Items from a data source
────
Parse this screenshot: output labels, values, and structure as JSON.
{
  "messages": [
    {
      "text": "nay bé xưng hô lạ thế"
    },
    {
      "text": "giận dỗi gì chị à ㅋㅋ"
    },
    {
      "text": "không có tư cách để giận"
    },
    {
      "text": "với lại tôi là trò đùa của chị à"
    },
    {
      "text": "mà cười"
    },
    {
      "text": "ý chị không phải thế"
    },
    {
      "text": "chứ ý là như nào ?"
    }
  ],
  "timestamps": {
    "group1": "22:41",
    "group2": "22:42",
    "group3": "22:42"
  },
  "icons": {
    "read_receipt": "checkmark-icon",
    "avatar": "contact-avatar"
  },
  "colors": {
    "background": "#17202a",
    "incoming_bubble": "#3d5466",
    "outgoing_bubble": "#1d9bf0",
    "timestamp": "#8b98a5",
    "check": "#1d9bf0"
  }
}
────
JOB: Set all of the entries down again, exactly as they were given.

FINAL RESULT:
Parse this screenshot: output labels, values, and structure as JSON.
{
  "messages": [
    {
      "text": "nay bé xưng hô lạ thế"
    },
    {
      "text": "giận dỗi gì chị à ㅋㅋ"
    },
    {
      "text": "không có tư cách để giận"
    },
    {
      "text": "với lại tôi là trò đùa của chị à"
    },
    {
      "text": "mà cười"
    },
    {
      "text": "ý chị không phải thế"
    },
    {
      "text": "chứ ý là như nào ?"
    }
  ],
  "timestamps": {
    "group1": "22:41",
    "group2": "22:42",
    "group3": "22:42"
  },
  "icons": {
    "read_receipt": "checkmark-icon",
    "avatar": "contact-avatar"
  },
  "colors": {
    "background": "#17202a",
    "incoming_bubble": "#3d5466",
    "outgoing_bubble": "#1d9bf0",
    "timestamp": "#8b98a5",
    "check": "#1d9bf0"
  }
}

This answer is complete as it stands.